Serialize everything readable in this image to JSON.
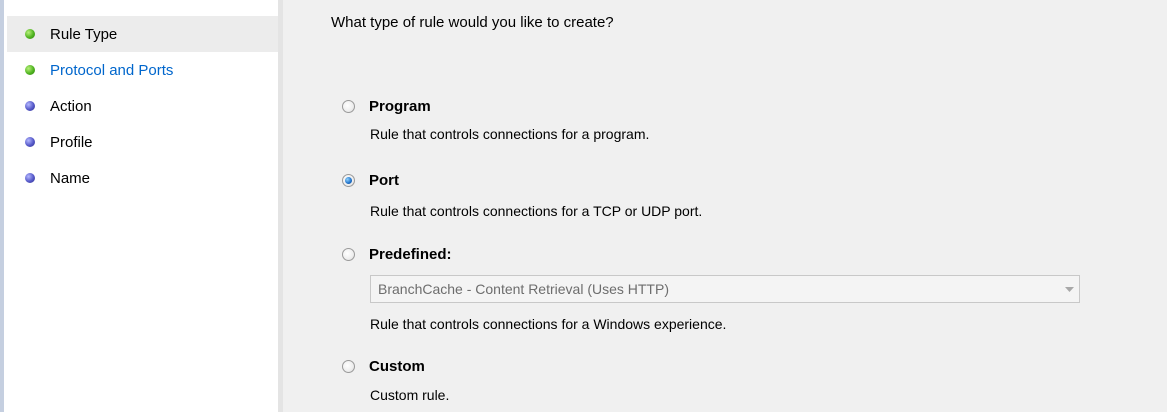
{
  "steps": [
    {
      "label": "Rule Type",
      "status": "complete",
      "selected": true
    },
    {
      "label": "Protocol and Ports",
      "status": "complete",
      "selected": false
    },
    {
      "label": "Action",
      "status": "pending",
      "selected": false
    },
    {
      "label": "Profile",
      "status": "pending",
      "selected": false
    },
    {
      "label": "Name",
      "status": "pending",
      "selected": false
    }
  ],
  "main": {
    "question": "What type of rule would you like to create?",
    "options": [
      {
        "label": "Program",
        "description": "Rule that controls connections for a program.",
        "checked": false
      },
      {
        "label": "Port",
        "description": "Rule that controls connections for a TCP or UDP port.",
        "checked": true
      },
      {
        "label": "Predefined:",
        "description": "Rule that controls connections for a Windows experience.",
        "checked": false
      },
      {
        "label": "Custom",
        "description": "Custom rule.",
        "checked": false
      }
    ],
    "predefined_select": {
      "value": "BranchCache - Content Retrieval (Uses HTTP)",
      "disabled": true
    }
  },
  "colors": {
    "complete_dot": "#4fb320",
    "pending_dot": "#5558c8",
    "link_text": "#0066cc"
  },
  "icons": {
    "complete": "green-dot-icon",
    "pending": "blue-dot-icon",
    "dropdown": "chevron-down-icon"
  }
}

+ + + + +

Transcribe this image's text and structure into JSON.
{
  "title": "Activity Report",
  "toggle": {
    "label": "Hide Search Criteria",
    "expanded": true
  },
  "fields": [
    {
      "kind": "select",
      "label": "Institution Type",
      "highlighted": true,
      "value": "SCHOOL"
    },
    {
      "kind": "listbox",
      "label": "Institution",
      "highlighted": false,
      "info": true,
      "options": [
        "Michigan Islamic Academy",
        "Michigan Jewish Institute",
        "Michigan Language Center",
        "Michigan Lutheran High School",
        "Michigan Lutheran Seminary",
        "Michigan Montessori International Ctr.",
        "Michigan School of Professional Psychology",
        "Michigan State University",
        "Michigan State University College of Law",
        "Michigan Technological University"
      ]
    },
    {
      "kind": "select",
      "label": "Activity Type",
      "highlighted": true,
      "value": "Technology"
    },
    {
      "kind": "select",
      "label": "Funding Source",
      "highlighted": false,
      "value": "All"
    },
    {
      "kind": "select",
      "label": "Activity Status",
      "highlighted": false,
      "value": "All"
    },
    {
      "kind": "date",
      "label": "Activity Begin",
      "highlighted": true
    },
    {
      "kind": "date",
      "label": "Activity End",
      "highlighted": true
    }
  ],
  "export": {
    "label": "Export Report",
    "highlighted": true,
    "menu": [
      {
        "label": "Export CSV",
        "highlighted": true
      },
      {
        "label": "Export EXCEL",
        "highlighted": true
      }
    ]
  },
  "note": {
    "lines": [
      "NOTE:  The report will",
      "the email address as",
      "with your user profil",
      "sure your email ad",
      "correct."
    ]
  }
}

+ + + + +

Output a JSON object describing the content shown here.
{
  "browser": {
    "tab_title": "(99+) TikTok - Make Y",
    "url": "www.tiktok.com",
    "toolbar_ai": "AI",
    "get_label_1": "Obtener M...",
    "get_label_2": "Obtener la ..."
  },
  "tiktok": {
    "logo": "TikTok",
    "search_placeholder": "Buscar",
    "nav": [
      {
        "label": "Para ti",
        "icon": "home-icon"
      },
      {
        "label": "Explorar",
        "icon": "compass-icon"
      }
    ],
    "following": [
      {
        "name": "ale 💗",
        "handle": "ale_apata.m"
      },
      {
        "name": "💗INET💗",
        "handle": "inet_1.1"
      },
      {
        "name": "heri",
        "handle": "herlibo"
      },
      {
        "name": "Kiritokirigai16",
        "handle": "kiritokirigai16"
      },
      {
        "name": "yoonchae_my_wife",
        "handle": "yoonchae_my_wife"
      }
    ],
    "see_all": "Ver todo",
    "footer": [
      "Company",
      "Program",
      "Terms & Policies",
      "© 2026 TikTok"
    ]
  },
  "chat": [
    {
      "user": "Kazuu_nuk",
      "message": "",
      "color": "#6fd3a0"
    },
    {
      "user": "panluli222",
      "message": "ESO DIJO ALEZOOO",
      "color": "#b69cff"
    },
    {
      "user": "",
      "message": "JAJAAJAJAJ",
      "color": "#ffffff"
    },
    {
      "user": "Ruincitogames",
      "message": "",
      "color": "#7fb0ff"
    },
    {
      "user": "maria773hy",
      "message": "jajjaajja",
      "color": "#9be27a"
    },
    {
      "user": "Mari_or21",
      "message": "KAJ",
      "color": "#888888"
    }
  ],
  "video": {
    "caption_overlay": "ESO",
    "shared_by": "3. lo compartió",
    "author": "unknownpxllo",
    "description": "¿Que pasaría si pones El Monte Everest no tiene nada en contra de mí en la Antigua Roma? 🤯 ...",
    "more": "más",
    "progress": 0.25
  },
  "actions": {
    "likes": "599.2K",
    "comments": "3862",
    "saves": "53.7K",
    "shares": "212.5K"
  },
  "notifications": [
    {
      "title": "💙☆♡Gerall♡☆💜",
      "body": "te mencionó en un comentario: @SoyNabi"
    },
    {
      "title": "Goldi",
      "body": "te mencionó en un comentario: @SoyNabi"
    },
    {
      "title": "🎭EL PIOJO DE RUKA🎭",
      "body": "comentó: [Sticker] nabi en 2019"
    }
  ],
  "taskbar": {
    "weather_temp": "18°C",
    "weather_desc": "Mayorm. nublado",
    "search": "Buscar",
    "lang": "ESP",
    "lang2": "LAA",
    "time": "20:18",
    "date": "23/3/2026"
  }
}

+ + + + +

Exercise requirements
Your answer should be a single number: the count of lines that contain "Activity".

Result
5